Stored records =
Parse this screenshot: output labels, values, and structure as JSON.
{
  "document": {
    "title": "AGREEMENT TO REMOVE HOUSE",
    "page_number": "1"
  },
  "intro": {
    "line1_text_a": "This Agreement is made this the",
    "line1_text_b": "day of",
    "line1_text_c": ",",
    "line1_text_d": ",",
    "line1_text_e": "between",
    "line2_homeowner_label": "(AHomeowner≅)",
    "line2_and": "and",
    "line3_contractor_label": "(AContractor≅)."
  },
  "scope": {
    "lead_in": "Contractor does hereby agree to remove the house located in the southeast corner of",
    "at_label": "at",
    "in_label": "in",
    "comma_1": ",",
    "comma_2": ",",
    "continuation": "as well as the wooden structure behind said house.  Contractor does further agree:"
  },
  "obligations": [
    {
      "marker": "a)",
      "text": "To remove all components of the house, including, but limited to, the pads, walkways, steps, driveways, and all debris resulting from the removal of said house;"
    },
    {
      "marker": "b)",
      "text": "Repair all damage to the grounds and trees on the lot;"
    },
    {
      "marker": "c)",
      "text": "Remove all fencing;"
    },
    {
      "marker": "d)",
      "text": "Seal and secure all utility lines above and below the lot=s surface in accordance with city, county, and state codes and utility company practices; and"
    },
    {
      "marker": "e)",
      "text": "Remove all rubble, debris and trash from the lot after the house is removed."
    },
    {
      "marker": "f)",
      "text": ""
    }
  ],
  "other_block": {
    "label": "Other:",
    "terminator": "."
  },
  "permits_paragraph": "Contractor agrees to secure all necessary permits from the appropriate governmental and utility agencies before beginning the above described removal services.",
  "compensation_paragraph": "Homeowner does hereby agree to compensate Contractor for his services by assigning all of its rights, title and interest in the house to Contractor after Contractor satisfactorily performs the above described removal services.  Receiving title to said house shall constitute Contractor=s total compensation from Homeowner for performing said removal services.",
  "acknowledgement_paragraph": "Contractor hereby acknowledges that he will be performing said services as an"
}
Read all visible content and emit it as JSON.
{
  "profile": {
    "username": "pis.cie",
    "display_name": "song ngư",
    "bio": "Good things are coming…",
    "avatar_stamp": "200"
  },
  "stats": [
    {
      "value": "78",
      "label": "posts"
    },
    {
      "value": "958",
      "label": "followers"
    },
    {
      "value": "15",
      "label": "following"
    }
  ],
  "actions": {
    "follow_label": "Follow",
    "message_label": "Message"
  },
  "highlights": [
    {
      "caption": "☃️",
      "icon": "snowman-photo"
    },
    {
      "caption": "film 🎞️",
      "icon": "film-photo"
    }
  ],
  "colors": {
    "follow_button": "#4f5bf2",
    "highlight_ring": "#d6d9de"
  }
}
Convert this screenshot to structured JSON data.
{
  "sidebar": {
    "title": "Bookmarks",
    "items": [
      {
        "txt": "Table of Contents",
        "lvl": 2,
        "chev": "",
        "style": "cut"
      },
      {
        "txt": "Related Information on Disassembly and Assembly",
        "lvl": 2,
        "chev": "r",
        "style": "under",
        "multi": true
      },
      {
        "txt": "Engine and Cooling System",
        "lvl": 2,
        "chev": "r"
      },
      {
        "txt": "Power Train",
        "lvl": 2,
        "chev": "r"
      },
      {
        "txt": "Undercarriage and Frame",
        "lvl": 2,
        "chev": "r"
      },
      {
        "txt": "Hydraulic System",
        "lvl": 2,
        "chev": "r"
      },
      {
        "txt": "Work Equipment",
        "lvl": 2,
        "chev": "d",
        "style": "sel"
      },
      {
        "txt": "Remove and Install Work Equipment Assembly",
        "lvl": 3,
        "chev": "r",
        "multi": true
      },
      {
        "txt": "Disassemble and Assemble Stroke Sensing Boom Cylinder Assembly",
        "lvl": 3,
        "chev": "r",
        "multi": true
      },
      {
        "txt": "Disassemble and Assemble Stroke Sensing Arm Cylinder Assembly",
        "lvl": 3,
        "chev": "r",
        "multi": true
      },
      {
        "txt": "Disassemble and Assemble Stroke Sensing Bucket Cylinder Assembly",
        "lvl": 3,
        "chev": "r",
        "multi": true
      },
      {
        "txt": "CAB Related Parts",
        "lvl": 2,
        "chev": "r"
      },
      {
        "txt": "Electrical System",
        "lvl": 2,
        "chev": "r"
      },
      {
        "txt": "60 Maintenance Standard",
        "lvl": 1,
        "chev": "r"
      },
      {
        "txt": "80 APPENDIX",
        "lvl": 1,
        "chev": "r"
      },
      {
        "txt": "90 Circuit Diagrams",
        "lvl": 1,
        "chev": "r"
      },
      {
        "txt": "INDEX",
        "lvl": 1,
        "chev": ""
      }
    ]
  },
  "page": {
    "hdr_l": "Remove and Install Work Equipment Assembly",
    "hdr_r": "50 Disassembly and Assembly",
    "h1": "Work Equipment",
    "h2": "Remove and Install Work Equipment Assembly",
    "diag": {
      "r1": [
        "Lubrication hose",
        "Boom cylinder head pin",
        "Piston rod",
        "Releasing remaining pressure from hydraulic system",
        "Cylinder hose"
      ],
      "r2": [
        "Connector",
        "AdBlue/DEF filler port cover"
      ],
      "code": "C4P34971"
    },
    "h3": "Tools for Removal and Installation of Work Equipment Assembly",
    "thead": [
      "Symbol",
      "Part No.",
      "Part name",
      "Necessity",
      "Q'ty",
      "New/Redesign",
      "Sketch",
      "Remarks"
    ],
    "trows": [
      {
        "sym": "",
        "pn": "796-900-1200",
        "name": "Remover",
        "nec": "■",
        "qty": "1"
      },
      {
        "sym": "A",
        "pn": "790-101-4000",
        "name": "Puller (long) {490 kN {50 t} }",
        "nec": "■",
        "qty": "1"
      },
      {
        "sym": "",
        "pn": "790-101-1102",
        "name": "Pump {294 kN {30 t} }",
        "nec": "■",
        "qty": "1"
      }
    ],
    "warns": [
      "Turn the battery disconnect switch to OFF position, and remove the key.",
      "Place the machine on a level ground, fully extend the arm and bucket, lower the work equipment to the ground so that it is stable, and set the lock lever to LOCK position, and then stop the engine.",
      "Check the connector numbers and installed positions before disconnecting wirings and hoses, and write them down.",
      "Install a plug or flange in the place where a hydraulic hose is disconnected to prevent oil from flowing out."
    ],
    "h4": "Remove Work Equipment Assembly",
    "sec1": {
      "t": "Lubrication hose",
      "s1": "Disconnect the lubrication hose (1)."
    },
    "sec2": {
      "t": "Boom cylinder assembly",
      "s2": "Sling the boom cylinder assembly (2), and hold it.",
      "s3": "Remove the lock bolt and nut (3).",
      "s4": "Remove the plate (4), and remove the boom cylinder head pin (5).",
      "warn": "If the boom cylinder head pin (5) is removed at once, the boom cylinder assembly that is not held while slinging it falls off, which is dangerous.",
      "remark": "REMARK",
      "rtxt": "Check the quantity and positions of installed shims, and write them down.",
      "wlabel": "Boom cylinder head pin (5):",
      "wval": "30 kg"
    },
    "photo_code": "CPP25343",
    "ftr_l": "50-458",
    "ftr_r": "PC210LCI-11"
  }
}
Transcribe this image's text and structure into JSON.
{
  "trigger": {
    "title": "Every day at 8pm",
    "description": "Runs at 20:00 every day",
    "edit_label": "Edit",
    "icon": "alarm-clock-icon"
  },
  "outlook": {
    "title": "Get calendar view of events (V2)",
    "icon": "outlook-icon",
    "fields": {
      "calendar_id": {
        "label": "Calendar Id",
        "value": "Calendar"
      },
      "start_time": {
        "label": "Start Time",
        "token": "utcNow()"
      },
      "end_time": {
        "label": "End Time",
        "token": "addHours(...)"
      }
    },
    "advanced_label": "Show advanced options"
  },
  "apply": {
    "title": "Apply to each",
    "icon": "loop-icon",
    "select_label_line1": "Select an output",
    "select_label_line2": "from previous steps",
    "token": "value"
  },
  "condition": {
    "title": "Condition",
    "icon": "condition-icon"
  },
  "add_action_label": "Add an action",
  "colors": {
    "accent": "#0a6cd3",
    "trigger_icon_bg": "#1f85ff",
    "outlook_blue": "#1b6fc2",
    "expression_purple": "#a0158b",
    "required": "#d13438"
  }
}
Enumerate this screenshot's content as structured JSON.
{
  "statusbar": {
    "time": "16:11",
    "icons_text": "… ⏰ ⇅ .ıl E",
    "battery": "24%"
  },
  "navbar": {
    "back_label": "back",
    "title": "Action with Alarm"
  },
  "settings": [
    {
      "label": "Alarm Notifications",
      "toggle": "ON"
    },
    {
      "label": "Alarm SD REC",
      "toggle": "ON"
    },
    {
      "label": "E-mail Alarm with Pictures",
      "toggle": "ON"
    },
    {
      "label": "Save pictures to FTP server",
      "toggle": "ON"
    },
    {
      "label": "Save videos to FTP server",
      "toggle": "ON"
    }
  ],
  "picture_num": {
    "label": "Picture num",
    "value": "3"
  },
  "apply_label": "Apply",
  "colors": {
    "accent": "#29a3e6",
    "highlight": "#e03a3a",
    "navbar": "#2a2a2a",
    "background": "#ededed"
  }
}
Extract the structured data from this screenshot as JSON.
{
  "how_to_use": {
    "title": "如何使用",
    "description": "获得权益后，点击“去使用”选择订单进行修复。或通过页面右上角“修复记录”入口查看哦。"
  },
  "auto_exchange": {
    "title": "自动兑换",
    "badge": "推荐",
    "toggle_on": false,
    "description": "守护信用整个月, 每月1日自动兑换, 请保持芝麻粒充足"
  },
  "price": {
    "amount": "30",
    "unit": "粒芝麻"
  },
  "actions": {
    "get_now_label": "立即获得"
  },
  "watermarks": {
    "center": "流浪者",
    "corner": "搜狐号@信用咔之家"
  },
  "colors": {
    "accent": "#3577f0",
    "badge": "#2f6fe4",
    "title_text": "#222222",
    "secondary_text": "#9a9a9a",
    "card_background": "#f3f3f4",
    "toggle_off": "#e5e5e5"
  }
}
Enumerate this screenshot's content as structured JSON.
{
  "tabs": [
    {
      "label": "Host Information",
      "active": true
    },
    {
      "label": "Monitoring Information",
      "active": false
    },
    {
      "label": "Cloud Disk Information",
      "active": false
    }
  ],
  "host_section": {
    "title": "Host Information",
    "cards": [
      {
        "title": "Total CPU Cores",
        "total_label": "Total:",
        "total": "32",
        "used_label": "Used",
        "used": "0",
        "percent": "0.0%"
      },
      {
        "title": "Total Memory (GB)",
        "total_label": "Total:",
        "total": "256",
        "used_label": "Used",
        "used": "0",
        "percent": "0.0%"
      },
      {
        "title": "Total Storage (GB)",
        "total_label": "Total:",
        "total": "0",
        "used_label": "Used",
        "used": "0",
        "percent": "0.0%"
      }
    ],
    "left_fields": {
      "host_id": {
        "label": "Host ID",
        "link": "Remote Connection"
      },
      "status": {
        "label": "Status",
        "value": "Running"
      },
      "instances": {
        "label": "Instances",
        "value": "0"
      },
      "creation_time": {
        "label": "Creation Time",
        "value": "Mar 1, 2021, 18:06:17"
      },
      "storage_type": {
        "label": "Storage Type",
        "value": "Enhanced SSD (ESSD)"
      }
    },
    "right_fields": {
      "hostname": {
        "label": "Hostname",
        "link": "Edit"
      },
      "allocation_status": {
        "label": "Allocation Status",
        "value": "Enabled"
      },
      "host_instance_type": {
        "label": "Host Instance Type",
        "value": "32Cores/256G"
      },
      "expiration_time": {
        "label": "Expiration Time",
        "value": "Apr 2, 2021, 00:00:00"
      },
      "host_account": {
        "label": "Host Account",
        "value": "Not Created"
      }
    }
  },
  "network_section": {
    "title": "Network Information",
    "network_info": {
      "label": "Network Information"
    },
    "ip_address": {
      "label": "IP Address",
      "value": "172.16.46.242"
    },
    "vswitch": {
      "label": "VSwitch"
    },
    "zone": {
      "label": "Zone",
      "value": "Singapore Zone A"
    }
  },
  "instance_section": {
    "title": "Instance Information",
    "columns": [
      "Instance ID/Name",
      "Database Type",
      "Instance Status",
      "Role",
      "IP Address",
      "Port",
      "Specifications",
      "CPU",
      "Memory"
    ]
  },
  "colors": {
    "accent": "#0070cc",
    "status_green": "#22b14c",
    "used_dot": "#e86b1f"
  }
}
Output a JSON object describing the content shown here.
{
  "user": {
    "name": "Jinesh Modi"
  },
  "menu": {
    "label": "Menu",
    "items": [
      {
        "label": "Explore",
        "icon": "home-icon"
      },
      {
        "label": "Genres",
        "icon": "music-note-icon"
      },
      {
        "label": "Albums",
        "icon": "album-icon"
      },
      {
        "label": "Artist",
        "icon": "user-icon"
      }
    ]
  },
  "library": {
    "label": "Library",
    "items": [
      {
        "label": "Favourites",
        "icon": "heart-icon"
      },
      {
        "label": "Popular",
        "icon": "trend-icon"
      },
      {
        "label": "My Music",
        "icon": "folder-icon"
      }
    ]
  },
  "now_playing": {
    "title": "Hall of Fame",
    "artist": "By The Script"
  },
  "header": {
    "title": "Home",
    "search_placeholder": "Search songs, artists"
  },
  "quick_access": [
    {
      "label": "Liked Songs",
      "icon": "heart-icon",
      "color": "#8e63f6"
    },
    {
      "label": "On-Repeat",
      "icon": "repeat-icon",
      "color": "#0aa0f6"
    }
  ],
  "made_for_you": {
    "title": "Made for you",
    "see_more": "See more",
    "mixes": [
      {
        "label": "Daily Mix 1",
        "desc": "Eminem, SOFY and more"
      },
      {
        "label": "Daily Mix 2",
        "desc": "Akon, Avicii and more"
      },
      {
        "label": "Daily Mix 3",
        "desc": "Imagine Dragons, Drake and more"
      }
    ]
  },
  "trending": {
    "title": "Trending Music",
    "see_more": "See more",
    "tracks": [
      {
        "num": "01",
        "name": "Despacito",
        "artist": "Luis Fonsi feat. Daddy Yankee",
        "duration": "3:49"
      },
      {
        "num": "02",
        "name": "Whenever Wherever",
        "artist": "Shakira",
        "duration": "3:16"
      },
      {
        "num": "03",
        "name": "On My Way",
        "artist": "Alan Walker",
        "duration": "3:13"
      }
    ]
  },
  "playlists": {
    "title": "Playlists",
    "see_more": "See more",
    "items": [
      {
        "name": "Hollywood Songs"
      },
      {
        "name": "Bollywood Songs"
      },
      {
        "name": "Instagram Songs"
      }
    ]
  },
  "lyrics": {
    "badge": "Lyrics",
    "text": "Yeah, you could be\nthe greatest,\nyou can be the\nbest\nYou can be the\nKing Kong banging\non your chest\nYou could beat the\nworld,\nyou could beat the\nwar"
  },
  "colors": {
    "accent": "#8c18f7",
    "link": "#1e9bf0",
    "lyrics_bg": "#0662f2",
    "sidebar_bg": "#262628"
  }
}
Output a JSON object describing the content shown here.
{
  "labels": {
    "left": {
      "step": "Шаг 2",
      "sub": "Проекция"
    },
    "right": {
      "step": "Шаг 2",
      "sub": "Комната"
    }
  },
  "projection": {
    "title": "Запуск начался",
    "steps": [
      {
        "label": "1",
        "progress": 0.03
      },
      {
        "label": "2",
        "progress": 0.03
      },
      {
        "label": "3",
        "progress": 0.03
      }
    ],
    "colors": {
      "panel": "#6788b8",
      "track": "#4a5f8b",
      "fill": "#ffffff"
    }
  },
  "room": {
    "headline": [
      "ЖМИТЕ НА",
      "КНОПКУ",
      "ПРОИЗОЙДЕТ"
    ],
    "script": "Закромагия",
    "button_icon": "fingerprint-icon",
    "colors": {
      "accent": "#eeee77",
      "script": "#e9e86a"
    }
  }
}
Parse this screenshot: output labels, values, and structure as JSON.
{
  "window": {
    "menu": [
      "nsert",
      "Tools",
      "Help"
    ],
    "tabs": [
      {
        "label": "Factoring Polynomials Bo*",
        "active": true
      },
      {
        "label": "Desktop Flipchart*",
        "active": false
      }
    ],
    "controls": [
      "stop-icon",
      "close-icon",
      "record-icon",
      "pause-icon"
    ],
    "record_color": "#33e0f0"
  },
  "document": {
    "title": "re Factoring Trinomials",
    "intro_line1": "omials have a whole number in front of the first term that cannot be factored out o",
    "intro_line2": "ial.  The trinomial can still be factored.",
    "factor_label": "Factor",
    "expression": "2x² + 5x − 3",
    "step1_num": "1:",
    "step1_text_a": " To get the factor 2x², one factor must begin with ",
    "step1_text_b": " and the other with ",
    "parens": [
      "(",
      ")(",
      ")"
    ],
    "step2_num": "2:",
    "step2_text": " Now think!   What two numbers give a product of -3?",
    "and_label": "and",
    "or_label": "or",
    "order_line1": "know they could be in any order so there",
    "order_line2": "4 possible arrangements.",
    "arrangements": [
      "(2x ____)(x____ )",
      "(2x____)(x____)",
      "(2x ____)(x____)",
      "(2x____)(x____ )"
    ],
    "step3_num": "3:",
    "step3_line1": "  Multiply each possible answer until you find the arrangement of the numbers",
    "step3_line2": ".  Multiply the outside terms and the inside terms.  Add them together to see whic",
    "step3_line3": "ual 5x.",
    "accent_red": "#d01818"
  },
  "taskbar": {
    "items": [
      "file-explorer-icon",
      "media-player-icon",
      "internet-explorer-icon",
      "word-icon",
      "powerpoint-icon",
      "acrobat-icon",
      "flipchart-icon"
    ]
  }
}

Given request = Using the material above, report each line where "that" occurs.

Result of the task =
  "acknowledgement_paragraph": "Contractor hereby acknowledges that he will be performing said services as an"
      "Place the machine on a level ground, fully extend the arm and bucket, lower the work equipment to the ground so that it is stable, and set the lock lever to LOCK position, and then stop the engine.",
      "warn": "If the boom cylinder head pin (5) is removed at once, the boom cylinder assembly that is not held while slinging it falls off, which is dangerous.",
    "intro_line1": "omials have a whole number in front of the first term that cannot be factored out o",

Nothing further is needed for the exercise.